● Problem requirements
Search the material for the word "document" and report each line where it turns up.

[Records from a dataset]

════════

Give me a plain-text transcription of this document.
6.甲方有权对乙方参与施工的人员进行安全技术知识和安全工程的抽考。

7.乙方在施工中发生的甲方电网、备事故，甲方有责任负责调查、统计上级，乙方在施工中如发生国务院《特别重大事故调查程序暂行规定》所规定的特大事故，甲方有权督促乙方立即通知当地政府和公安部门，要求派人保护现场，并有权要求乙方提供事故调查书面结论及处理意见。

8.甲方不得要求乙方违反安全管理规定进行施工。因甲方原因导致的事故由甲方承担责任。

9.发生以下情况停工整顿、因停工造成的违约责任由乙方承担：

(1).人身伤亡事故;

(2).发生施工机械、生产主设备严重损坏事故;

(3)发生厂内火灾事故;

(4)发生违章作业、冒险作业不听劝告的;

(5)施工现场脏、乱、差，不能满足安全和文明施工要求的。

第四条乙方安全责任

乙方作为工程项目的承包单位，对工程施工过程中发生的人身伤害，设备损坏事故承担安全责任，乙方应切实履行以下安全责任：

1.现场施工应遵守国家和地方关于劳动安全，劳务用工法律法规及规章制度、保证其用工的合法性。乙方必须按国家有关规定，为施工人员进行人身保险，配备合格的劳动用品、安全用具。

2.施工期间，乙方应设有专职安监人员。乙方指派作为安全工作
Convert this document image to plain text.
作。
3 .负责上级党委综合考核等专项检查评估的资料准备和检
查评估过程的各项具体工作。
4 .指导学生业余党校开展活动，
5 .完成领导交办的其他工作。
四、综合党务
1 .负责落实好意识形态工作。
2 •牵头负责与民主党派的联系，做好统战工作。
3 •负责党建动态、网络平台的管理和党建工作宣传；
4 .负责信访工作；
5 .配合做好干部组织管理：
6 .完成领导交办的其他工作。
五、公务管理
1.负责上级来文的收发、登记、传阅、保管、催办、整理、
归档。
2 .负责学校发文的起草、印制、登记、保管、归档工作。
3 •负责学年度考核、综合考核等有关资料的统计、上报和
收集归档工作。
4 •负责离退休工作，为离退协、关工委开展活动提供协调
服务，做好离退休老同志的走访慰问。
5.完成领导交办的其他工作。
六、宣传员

════════

● Finished exercise
Give me a plain-text transcription of this document.
Convert this document image to plain text.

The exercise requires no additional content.